#### [Objective]
Where a line holds the word "flag", copy that line.
** begin **
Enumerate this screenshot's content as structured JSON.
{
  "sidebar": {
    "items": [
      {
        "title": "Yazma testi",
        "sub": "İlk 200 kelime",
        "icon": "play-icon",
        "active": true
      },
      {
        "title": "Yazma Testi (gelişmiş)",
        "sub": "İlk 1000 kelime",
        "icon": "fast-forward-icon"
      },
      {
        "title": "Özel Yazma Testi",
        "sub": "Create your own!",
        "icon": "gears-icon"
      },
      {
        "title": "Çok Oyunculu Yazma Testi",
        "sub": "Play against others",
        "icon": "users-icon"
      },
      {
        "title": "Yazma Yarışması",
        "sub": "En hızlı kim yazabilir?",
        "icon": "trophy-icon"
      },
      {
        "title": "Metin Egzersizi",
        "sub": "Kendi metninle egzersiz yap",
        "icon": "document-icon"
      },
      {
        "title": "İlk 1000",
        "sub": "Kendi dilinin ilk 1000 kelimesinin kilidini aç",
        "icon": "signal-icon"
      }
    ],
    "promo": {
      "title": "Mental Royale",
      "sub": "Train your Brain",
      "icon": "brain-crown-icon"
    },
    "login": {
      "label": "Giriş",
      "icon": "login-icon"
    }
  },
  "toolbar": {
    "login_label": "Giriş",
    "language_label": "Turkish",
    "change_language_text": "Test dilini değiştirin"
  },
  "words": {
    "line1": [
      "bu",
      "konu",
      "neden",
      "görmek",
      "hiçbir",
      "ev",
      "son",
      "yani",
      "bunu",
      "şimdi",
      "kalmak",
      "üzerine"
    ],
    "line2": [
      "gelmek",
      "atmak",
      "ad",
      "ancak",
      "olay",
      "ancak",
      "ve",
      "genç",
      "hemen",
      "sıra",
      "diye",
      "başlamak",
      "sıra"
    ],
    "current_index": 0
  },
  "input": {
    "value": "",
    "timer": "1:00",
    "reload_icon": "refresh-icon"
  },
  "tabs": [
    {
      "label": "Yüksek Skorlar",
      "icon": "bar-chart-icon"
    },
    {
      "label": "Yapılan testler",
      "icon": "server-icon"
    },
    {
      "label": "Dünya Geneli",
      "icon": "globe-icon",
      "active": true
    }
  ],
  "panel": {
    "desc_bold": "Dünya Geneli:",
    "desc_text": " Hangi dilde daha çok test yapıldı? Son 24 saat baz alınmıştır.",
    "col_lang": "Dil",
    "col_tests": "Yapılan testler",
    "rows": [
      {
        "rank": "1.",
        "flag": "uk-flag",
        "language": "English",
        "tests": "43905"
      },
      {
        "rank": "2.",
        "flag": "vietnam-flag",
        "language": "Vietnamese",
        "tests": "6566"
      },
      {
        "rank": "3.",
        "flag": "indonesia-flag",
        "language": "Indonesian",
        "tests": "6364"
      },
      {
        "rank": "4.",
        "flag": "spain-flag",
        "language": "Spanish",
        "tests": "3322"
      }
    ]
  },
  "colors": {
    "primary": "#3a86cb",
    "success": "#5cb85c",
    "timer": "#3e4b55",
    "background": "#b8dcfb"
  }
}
** end **
#### [The completed task]
        "flag": "uk-flag",
        "flag": "vietnam-flag",
        "flag": "indonesia-flag",
        "flag": "spain-flag",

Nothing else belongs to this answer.